▶ Data provided:
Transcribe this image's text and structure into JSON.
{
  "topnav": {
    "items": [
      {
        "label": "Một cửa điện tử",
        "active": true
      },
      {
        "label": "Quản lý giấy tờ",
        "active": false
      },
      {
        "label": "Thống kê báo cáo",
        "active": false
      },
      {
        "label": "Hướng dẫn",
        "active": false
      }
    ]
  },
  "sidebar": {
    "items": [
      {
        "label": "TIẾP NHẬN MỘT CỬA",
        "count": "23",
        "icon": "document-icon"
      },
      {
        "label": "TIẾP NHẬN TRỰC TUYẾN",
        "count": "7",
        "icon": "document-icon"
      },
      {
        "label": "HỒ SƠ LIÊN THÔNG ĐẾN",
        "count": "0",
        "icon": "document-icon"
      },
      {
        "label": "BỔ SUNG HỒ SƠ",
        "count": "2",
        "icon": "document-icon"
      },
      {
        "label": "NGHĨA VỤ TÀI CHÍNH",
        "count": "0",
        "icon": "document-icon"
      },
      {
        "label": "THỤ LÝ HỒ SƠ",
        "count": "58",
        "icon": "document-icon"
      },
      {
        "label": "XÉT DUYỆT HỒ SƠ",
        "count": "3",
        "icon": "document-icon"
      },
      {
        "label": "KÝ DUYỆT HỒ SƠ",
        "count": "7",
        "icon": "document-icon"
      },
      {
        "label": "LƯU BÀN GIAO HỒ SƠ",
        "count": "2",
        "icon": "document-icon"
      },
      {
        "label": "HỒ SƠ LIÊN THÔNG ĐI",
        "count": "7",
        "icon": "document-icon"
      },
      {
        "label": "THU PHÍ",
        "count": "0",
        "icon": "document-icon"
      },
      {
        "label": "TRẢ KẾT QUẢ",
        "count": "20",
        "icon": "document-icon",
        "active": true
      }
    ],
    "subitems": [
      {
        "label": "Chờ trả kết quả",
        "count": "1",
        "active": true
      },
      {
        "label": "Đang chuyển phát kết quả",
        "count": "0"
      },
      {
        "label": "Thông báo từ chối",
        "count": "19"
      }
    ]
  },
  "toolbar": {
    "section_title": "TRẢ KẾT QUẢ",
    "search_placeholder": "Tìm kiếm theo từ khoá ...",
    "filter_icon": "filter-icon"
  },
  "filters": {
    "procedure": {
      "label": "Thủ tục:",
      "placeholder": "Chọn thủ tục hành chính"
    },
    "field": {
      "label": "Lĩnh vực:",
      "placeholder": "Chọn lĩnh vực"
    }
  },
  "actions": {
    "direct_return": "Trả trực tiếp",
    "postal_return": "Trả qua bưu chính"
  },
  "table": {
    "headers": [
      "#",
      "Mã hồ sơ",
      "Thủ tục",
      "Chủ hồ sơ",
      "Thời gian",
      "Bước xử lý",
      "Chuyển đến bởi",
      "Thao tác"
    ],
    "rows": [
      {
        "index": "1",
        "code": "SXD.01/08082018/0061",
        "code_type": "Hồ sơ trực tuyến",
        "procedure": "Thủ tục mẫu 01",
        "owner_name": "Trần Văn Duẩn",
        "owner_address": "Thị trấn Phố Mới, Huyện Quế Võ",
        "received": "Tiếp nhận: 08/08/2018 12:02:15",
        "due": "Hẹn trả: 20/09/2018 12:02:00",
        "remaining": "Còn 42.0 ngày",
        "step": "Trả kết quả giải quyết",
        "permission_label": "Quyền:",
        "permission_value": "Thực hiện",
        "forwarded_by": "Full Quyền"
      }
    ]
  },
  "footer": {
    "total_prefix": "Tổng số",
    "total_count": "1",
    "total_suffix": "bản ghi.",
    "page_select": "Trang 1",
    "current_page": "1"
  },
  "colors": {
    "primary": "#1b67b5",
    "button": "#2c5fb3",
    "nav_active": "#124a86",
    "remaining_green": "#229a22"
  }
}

▶ Given exercise:
Output all of the data again. Match it exactly.

▶ Full output:
Transcribe this image's text and structure into JSON.
{
  "topnav": {
    "items": [
      {
        "label": "Một cửa điện tử",
        "active": true
      },
      {
        "label": "Quản lý giấy tờ",
        "active": false
      },
      {
        "label": "Thống kê báo cáo",
        "active": false
      },
      {
        "label": "Hướng dẫn",
        "active": false
      }
    ]
  },
  "sidebar": {
    "items": [
      {
        "label": "TIẾP NHẬN MỘT CỬA",
        "count": "23",
        "icon": "document-icon"
      },
      {
        "label": "TIẾP NHẬN TRỰC TUYẾN",
        "count": "7",
        "icon": "document-icon"
      },
      {
        "label": "HỒ SƠ LIÊN THÔNG ĐẾN",
        "count": "0",
        "icon": "document-icon"
      },
      {
        "label": "BỔ SUNG HỒ SƠ",
        "count": "2",
        "icon": "document-icon"
      },
      {
        "label": "NGHĨA VỤ TÀI CHÍNH",
        "count": "0",
        "icon": "document-icon"
      },
      {
        "label": "THỤ LÝ HỒ SƠ",
        "count": "58",
        "icon": "document-icon"
      },
      {
        "label": "XÉT DUYỆT HỒ SƠ",
        "count": "3",
        "icon": "document-icon"
      },
      {
        "label": "KÝ DUYỆT HỒ SƠ",
        "count": "7",
        "icon": "document-icon"
      },
      {
        "label": "LƯU BÀN GIAO HỒ SƠ",
        "count": "2",
        "icon": "document-icon"
      },
      {
        "label": "HỒ SƠ LIÊN THÔNG ĐI",
        "count": "7",
        "icon": "document-icon"
      },
      {
        "label": "THU PHÍ",
        "count": "0",
        "icon": "document-icon"
      },
      {
        "label": "TRẢ KẾT QUẢ",
        "count": "20",
        "icon": "document-icon",
        "active": true
      }
    ],
    "subitems": [
      {
        "label": "Chờ trả kết quả",
        "count": "1",
        "active": true
      },
      {
        "label": "Đang chuyển phát kết quả",
        "count": "0"
      },
      {
        "label": "Thông báo từ chối",
        "count": "19"
      }
    ]
  },
  "toolbar": {
    "section_title": "TRẢ KẾT QUẢ",
    "search_placeholder": "Tìm kiếm theo từ khoá ...",
    "filter_icon": "filter-icon"
  },
  "filters": {
    "procedure": {
      "label": "Thủ tục:",
      "placeholder": "Chọn thủ tục hành chính"
    },
    "field": {
      "label": "Lĩnh vực:",
      "placeholder": "Chọn lĩnh vực"
    }
  },
  "actions": {
    "direct_return": "Trả trực tiếp",
    "postal_return": "Trả qua bưu chính"
  },
  "table": {
    "headers": [
      "#",
      "Mã hồ sơ",
      "Thủ tục",
      "Chủ hồ sơ",
      "Thời gian",
      "Bước xử lý",
      "Chuyển đến bởi",
      "Thao tác"
    ],
    "rows": [
      {
        "index": "1",
        "code": "SXD.01/08082018/0061",
        "code_type": "Hồ sơ trực tuyến",
        "procedure": "Thủ tục mẫu 01",
        "owner_name": "Trần Văn Duẩn",
        "owner_address": "Thị trấn Phố Mới, Huyện Quế Võ",
        "received": "Tiếp nhận: 08/08/2018 12:02:15",
        "due": "Hẹn trả: 20/09/2018 12:02:00",
        "remaining": "Còn 42.0 ngày",
        "step": "Trả kết quả giải quyết",
        "permission_label": "Quyền:",
        "permission_value": "Thực hiện",
        "forwarded_by": "Full Quyền"
      }
    ]
  },
  "footer": {
    "total_prefix": "Tổng số",
    "total_count": "1",
    "total_suffix": "bản ghi.",
    "page_select": "Trang 1",
    "current_page": "1"
  },
  "colors": {
    "primary": "#1b67b5",
    "button": "#2c5fb3",
    "nav_active": "#124a86",
    "remaining_green": "#229a22"
  }
}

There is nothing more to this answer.